### [STATED GOAL]
Below are the records; copy each line in them that holds the word "Thursday".
□ □ □ □ □ □ □
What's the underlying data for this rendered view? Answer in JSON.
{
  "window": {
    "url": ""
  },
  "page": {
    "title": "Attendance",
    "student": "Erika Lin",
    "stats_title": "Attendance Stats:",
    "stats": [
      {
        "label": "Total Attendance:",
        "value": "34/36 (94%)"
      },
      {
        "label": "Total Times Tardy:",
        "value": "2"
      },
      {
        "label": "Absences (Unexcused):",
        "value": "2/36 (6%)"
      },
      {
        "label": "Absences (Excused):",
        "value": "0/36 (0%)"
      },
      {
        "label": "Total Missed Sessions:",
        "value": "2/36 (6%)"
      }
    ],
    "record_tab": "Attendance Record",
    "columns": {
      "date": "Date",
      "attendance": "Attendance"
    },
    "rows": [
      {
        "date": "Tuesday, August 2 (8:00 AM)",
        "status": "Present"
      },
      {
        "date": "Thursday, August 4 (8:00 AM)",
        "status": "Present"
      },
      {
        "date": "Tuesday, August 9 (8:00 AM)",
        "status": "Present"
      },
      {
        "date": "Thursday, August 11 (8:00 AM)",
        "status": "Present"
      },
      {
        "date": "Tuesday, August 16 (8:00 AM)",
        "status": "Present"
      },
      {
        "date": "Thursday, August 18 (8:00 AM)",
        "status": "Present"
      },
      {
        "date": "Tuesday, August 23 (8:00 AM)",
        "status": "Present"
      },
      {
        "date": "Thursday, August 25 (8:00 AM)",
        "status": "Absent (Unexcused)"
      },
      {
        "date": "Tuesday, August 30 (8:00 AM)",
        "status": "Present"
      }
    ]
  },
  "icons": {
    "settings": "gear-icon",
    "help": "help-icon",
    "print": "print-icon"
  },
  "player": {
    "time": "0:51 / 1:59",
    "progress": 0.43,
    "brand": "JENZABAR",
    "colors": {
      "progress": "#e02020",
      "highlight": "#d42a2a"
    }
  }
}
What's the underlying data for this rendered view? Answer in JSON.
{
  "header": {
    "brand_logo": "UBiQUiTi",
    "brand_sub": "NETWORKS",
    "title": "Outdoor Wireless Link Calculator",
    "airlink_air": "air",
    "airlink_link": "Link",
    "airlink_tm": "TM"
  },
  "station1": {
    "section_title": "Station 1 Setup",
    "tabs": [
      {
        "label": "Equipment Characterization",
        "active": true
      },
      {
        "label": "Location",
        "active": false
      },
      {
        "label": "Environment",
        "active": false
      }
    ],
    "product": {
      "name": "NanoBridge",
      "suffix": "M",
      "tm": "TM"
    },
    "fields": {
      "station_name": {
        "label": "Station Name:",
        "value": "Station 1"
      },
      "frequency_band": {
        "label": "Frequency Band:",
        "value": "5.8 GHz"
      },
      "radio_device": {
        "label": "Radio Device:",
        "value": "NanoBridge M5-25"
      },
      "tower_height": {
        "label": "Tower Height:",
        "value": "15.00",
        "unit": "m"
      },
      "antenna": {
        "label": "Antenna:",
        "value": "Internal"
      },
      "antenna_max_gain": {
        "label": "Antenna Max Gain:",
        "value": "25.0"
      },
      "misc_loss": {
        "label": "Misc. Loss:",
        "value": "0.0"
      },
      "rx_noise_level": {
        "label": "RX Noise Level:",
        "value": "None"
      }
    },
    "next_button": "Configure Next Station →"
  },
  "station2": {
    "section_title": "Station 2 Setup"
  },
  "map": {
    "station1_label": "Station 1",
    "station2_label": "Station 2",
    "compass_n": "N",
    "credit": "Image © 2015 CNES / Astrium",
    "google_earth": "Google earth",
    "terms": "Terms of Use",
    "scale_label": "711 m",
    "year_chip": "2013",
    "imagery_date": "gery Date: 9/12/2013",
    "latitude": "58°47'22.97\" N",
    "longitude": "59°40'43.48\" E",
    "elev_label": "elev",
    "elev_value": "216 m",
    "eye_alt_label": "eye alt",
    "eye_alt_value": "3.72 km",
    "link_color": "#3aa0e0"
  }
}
□ □ □ □ □ □ □
### [RESPONSE BELOW]
        "date": "Thursday, August 4 (8:00 AM)",
        "date": "Thursday, August 11 (8:00 AM)",
        "date": "Thursday, August 18 (8:00 AM)",
        "date": "Thursday, August 25 (8:00 AM)",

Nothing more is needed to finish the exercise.